Copy the data from its first line through the line containing "List every element", including that line, and swap in "image" wherever "screenshot" appears, changing nothing else.

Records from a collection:
======
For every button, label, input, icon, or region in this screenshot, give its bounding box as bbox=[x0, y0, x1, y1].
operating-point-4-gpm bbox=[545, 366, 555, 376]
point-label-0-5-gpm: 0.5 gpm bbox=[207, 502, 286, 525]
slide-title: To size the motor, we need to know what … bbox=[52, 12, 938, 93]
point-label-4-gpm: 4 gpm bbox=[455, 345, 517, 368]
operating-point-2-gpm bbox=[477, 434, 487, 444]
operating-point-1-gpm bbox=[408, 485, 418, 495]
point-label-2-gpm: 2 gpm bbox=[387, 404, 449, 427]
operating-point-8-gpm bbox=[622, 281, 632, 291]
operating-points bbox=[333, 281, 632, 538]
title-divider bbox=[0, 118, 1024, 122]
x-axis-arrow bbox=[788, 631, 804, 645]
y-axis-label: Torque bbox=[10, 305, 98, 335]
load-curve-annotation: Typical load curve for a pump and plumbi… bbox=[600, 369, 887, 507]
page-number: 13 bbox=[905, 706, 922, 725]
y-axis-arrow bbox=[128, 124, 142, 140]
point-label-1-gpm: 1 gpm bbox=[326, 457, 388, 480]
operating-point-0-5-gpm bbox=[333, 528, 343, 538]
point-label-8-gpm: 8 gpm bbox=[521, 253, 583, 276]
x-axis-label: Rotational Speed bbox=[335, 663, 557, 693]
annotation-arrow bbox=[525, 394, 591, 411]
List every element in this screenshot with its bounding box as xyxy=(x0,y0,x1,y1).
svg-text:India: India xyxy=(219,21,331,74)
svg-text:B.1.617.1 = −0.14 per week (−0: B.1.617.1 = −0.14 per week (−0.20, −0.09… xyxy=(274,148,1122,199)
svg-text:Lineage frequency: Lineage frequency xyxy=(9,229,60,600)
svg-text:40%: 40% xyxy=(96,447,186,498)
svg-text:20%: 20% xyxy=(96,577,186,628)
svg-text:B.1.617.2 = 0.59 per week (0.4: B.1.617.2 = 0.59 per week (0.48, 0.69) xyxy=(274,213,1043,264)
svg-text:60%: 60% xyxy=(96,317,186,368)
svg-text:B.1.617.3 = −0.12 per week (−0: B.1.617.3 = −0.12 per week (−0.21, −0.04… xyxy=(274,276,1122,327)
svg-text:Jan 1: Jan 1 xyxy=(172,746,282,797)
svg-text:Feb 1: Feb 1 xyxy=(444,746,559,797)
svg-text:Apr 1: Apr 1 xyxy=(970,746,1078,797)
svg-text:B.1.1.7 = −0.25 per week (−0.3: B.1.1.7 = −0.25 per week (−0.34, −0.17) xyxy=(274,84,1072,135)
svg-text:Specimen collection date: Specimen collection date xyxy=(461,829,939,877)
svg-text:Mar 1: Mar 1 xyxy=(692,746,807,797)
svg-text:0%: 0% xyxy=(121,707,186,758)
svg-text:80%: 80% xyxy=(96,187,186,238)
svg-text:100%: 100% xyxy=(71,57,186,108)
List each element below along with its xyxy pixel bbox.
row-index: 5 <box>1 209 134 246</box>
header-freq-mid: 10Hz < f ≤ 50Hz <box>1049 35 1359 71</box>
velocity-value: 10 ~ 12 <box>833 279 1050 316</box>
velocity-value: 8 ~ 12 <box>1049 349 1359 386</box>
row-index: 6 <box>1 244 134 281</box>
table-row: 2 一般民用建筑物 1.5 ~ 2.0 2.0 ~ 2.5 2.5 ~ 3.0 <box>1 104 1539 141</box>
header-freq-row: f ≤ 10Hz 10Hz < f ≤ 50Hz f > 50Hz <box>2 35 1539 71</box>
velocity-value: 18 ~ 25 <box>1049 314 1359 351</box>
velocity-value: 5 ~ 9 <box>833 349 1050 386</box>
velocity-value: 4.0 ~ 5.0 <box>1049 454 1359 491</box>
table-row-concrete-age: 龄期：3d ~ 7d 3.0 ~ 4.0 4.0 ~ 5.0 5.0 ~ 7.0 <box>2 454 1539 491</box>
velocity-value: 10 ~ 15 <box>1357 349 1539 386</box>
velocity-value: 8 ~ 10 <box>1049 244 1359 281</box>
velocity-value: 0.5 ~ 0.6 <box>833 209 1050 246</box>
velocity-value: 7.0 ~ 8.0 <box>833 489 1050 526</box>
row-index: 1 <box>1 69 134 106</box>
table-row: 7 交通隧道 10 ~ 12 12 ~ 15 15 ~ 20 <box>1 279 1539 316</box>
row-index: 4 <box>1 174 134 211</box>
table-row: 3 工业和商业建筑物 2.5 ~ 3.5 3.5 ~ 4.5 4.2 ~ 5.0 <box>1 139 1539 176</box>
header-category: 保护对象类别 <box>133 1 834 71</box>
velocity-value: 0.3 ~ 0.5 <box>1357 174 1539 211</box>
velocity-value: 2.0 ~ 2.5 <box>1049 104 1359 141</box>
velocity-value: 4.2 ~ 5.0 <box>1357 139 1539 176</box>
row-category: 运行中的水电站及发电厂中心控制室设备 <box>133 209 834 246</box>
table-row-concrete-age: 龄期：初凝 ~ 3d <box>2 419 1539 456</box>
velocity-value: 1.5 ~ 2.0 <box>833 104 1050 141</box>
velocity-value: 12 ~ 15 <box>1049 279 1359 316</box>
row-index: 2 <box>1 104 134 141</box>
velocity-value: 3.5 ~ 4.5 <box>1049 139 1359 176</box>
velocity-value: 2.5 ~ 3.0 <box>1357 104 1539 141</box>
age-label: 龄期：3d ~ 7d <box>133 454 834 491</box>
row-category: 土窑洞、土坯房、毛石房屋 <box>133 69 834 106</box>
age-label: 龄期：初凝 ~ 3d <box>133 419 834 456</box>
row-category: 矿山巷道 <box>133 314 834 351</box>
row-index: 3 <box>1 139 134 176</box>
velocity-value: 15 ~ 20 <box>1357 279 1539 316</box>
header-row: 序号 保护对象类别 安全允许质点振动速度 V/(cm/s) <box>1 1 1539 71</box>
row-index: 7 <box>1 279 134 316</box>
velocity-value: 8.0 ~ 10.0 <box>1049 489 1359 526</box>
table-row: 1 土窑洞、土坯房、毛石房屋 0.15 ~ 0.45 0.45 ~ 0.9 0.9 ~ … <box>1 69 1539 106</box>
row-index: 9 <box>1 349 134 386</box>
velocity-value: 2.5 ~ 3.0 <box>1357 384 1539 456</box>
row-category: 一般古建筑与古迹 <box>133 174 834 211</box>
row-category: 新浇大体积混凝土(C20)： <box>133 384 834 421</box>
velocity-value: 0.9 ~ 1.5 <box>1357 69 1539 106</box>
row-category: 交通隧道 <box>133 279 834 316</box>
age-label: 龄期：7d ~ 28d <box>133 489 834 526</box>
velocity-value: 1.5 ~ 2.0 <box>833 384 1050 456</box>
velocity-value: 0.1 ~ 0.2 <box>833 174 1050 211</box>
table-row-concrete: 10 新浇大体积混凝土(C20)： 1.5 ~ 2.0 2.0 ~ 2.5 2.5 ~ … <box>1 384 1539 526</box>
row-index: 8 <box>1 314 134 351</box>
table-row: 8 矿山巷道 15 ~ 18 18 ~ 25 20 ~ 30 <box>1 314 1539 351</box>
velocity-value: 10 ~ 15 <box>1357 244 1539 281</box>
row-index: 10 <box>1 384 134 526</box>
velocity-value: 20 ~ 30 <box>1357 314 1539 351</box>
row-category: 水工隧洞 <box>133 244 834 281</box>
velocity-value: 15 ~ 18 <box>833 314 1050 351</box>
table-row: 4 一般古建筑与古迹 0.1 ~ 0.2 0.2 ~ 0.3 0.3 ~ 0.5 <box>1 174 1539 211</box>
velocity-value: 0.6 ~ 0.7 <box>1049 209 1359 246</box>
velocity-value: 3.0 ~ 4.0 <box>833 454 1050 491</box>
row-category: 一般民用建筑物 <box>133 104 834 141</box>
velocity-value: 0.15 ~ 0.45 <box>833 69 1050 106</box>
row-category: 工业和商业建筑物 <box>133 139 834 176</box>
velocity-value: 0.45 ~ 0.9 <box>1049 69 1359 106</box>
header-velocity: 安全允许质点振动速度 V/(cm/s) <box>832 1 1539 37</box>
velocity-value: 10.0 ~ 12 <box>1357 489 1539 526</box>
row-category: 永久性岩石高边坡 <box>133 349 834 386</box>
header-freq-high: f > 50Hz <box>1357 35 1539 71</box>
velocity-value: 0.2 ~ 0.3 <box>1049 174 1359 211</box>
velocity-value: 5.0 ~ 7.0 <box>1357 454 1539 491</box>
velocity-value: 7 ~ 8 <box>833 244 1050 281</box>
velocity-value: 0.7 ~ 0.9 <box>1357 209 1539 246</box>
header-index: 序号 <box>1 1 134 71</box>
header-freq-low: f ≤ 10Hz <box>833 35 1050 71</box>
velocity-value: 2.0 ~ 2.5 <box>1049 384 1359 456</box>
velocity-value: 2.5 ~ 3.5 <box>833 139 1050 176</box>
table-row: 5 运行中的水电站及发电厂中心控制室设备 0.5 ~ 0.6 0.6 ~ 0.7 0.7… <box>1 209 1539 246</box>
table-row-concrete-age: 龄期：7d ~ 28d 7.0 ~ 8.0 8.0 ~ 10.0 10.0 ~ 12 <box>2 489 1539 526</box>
======
(REPLY):
For every button, label, input, icon, or region in this image, give its bounding box as bbox=[x0, y0, x1, y1].
operating-point-4-gpm bbox=[545, 366, 555, 376]
point-label-0-5-gpm: 0.5 gpm bbox=[207, 502, 286, 525]
slide-title: To size the motor, we need to know what … bbox=[52, 12, 938, 93]
point-label-4-gpm: 4 gpm bbox=[455, 345, 517, 368]
operating-point-2-gpm bbox=[477, 434, 487, 444]
operating-point-1-gpm bbox=[408, 485, 418, 495]
point-label-2-gpm: 2 gpm bbox=[387, 404, 449, 427]
operating-point-8-gpm bbox=[622, 281, 632, 291]
operating-points bbox=[333, 281, 632, 538]
title-divider bbox=[0, 118, 1024, 122]
x-axis-arrow bbox=[788, 631, 804, 645]
y-axis-label: Torque bbox=[10, 305, 98, 335]
load-curve-annotation: Typical load curve for a pump and plumbi… bbox=[600, 369, 887, 507]
page-number: 13 bbox=[905, 706, 922, 725]
y-axis-arrow bbox=[128, 124, 142, 140]
point-label-1-gpm: 1 gpm bbox=[326, 457, 388, 480]
operating-point-0-5-gpm bbox=[333, 528, 343, 538]
point-label-8-gpm: 8 gpm bbox=[521, 253, 583, 276]
x-axis-label: Rotational Speed bbox=[335, 663, 557, 693]
annotation-arrow bbox=[525, 394, 591, 411]
List every element in this image with its bounding box as xyxy=(x0,y0,x1,y1).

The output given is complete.